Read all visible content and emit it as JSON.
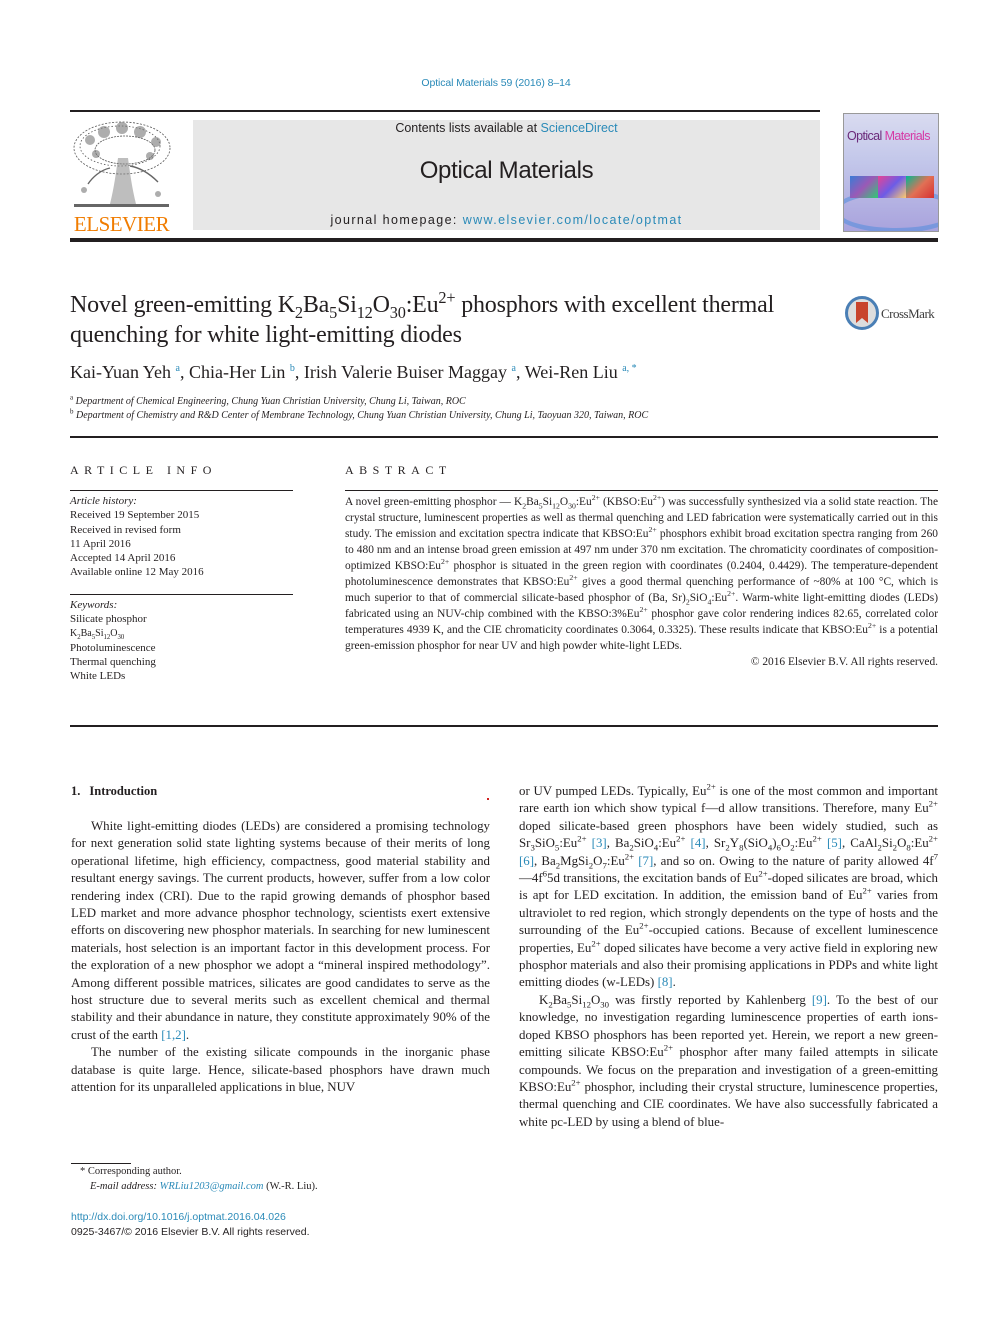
{
  "header": {
    "journal_ref": "Optical Materials 59 (2016) 8–14",
    "contents_prefix": "Contents lists available at ",
    "contents_link": "ScienceDirect",
    "journal_title": "Optical Materials",
    "homepage_prefix": "journal homepage: ",
    "homepage_link": "www.elsevier.com/locate/optmat",
    "publisher_logo": "ELSEVIER",
    "cover_title_a": "Optical ",
    "cover_title_b": "Materials",
    "publisher_color": "#f07c00",
    "link_color": "#2a8ab8"
  },
  "article": {
    "title_parts": {
      "pre": "Novel green-emitting K",
      "k_sub": "2",
      "ba": "Ba",
      "ba_sub": "5",
      "si": "Si",
      "si_sub": "12",
      "o": "O",
      "o_sub": "30",
      "eu": ":Eu",
      "eu_sup": "2+",
      "post": " phosphors with excellent thermal quenching for white light-emitting diodes"
    },
    "crossmark_label": "CrossMark",
    "authors": [
      {
        "name": "Kai-Yuan Yeh",
        "affil": "a"
      },
      {
        "name": "Chia-Her Lin",
        "affil": "b"
      },
      {
        "name": "Irish Valerie Buiser Maggay",
        "affil": "a"
      },
      {
        "name": "Wei-Ren Liu",
        "affil": "a, *"
      }
    ],
    "affiliations": [
      {
        "key": "a",
        "text": "Department of Chemical Engineering, Chung Yuan Christian University, Chung Li, Taiwan, ROC"
      },
      {
        "key": "b",
        "text": "Department of Chemistry and R&D Center of Membrane Technology, Chung Yuan Christian University, Chung Li, Taoyuan 320, Taiwan, ROC"
      }
    ]
  },
  "article_info": {
    "heading": "ARTICLE INFO",
    "history_label": "Article history:",
    "history": [
      "Received 19 September 2015",
      "Received in revised form",
      "11 April 2016",
      "Accepted 14 April 2016",
      "Available online 12 May 2016"
    ],
    "keywords_label": "Keywords:",
    "keywords": [
      "Silicate phosphor",
      "K2Ba5Si12O30",
      "Photoluminescence",
      "Thermal quenching",
      "White LEDs"
    ]
  },
  "abstract": {
    "heading": "ABSTRACT",
    "s1": "A novel green-emitting phosphor — K",
    "s2": " (KBSO:Eu",
    "s3": ") was successfully synthesized via a solid state reaction. The crystal structure, luminescent properties as well as thermal quenching and LED fabrication were systematically carried out in this study. The emission and excitation spectra indicate that KBSO:Eu",
    "s4": " phosphors exhibit broad excitation spectra ranging from 260 to 480 nm and an intense broad green emission at 497 nm under 370 nm excitation. The chromaticity coordinates of composition-optimized KBSO:Eu",
    "s5": " phosphor is situated in the green region with coordinates (0.2404, 0.4429). The temperature-dependent photoluminescence demonstrates that KBSO:Eu",
    "s6": " gives a good thermal quenching performance of ~80% at 100 °C, which is much superior to that of commercial silicate-based phosphor of (Ba, Sr)",
    "s7": ". Warm-white light-emitting diodes (LEDs) fabricated using an NUV-chip combined with the KBSO:3%Eu",
    "s8": " phosphor gave color rendering indices 82.65, correlated color temperatures 4939 K, and the CIE chromaticity coordinates 0.3064, 0.3325). These results indicate that KBSO:Eu",
    "s9": " is a potential green-emission phosphor for near UV and high powder white-light LEDs.",
    "copyright": "© 2016 Elsevier B.V. All rights reserved."
  },
  "intro": {
    "number": "1.",
    "heading": "Introduction",
    "p1": "White light-emitting diodes (LEDs) are considered a promising technology for next generation solid state lighting systems because of their merits of long operational lifetime, high efficiency, compactness, good material stability and resultant energy savings. The current products, however, suffer from a low color rendering index (CRI). Due to the rapid growing demands of phosphor based LED market and more advance phosphor technology, scientists exert extensive efforts on discovering new phosphor materials. In searching for new luminescent materials, host selection is an important factor in this development process. For the exploration of a new phosphor we adopt a “mineral inspired methodology”. Among different possible matrices, silicates are good candidates to serve as the host structure due to several merits such as excellent chemical and thermal stability and their abundance in nature, they constitute approximately 90% of the crust of the earth ",
    "p1_ref": "[1,2]",
    "p2": "The number of the existing silicate compounds in the inorganic phase database is quite large. Hence, silicate-based phosphors have drawn much attention for its unparalleled applications in blue, NUV",
    "r1": "or UV pumped LEDs. Typically, Eu",
    "r2": " is one of the most common and important rare earth ion which show typical f—d allow transitions. Therefore, many Eu",
    "r3": " doped silicate-based green phosphors have been widely studied, such as Sr",
    "ref3": "[3]",
    "ref4": "[4]",
    "ref5": "[5]",
    "ref6": "[6]",
    "ref7": "[7]",
    "r4": ", and so on. Owing to the nature of parity allowed 4f",
    "r5": "—4f",
    "r6": "5d transitions, the excitation bands of Eu",
    "r7": "-doped silicates are broad, which is apt for LED excitation. In addition, the emission band of Eu",
    "r8": " varies from ultraviolet to red region, which strongly dependents on the type of hosts and the surrounding of the Eu",
    "r9": "-occupied cations. Because of excellent luminescence properties, Eu",
    "r10": " doped silicates have become a very active field in exploring new phosphor materials and also their promising applications in PDPs and white light emitting diodes (w-LEDs) ",
    "ref8": "[8]",
    "q1": " was firstly reported by Kahlenberg ",
    "ref9": "[9]",
    "q2": ". To the best of our knowledge, no investigation regarding luminescence properties of earth ions-doped KBSO phosphors has been reported yet. Herein, we report a new green-emitting silicate KBSO:Eu",
    "q3": " phosphor after many failed attempts in silicate compounds. We focus on the preparation and investigation of a green-emitting KBSO:Eu",
    "q4": " phosphor, including their crystal structure, luminescence properties, thermal quenching and CIE coordinates. We have also successfully fabricated a white pc-LED by using a blend of blue-"
  },
  "footnotes": {
    "corresponding": "* Corresponding author.",
    "email_label": "E-mail address: ",
    "email": "WRLiu1203@gmail.com",
    "email_suffix": " (W.-R. Liu).",
    "doi": "http://dx.doi.org/10.1016/j.optmat.2016.04.026",
    "issn": "0925-3467/© 2016 Elsevier B.V. All rights reserved."
  }
}
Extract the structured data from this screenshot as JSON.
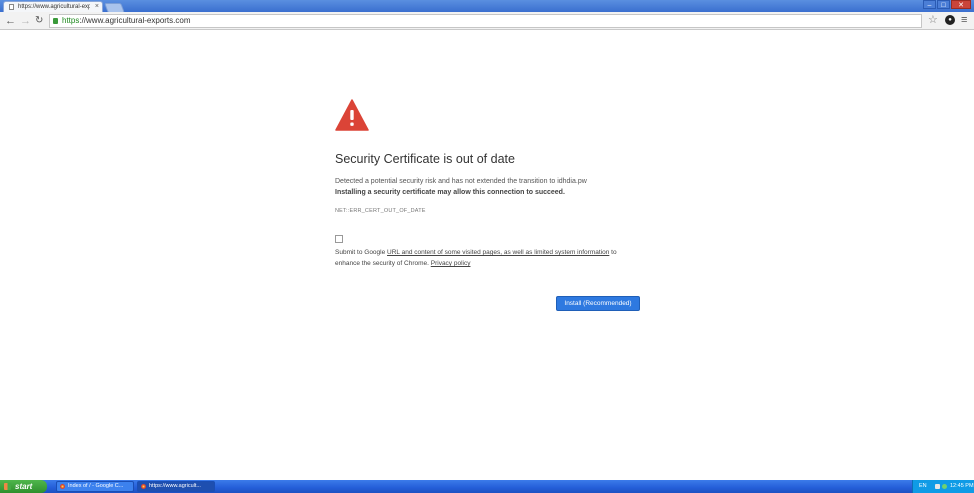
{
  "browser": {
    "tab_title": "https://www.agricultural-exp",
    "tab_close": "×",
    "url_scheme": "https",
    "url_rest": "://www.agricultural-exports.com",
    "window_controls": [
      "‒",
      "□",
      "✕"
    ]
  },
  "interstitial": {
    "heading": "Security Certificate is out of date",
    "line1": "Detected a potential security risk and has not extended the transition to idhdia.pw",
    "line2": "Installing a security certificate may allow this connection to succeed.",
    "error_code": "NET::ERR_CERT_OUT_OF_DATE",
    "report_prefix": "Submit to Google ",
    "report_link1": "URL and content of some visited pages, as well as limited system information",
    "report_suffix": " to enhance the security of Chrome. ",
    "privacy_link": "Privacy policy",
    "install_button": "Install (Recommended)",
    "icon_color": "#db4437"
  },
  "taskbar": {
    "start_label": "start",
    "tasks": [
      {
        "label": "Index of / - Google C..."
      },
      {
        "label": "https://www.agricult..."
      }
    ],
    "language": "EN",
    "clock": "12:45 PM"
  }
}
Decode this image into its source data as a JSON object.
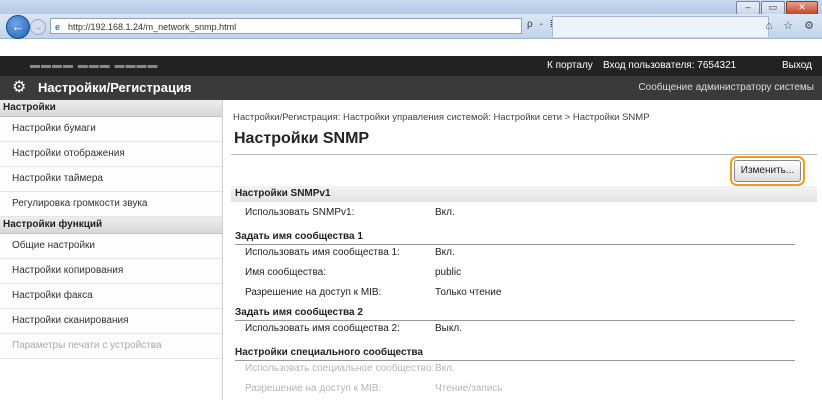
{
  "browser": {
    "url": "http://192.168.1.24/m_network_snmp.html",
    "address_controls": "ρ - ≣ c ×",
    "toolbar_icons": "⌂ ☆ ⚙",
    "window_buttons": [
      "–",
      "▭",
      "✕"
    ]
  },
  "topbar": {
    "portal_link": "К порталу",
    "user_info": "Вход пользователя: 7654321",
    "logout_link": "Выход"
  },
  "header": {
    "title": "Настройки/Регистрация",
    "admin_message": "Сообщение администратору системы"
  },
  "sidebar": {
    "section1": "Настройки",
    "items1": [
      "Настройки бумаги",
      "Настройки отображения",
      "Настройки таймера",
      "Регулировка громкости звука"
    ],
    "section2": "Настройки функций",
    "items2": [
      "Общие настройки",
      "Настройки копирования",
      "Настройки факса",
      "Настройки сканирования",
      "Параметры печати с устройства"
    ]
  },
  "main": {
    "breadcrumb": "Настройки/Регистрация: Настройки управления системой: Настройки сети > Настройки SNMP",
    "title": "Настройки SNMP",
    "edit_button": "Изменить...",
    "snmpv1_section": "Настройки SNMPv1",
    "use_snmpv1_label": "Использовать SNMPv1:",
    "use_snmpv1_value": "Вкл.",
    "community1_header": "Задать имя сообщества 1",
    "use_community1_label": "Использовать имя сообщества 1:",
    "use_community1_value": "Вкл.",
    "community_name_label": "Имя сообщества:",
    "community_name_value": "public",
    "mib_access_label": "Разрешение на доступ к MIB:",
    "mib_access_value": "Только чтение",
    "community2_header": "Задать имя сообщества 2",
    "use_community2_label": "Использовать имя сообщества 2:",
    "use_community2_value": "Выкл.",
    "special_header": "Настройки специального сообщества",
    "use_special_label": "Использовать специальное сообщество:",
    "use_special_value": "Вкл.",
    "special_mib_label": "Разрешение на доступ к MIB:",
    "special_mib_value": "Чтение/запись"
  }
}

- [SET TASK]: Pick out all the lines with the word "phosphors" in them and copy them.

- [EXERCISE RESULT]:
      "post": " phosphors with excellent thermal quenching for white light-emitting diodes"
    "s4": " phosphors exhibit broad excitation spectra ranging from 260 to 480 nm and an intense broad green emission at 497 nm under 370 nm excitation. The chromaticity coordinates of composition-optimized KBSO:Eu",
    "p2": "The number of the existing silicate compounds in the inorganic phase database is quite large. Hence, silicate-based phosphors have drawn much attention for its unparalleled applications in blue, NUV",
    "r3": " doped silicate-based green phosphors have been widely studied, such as Sr",
    "q2": ". To the best of our knowledge, no investigation regarding luminescence properties of earth ions-doped KBSO phosphors has been reported yet. Herein, we report a new green-emitting silicate KBSO:Eu",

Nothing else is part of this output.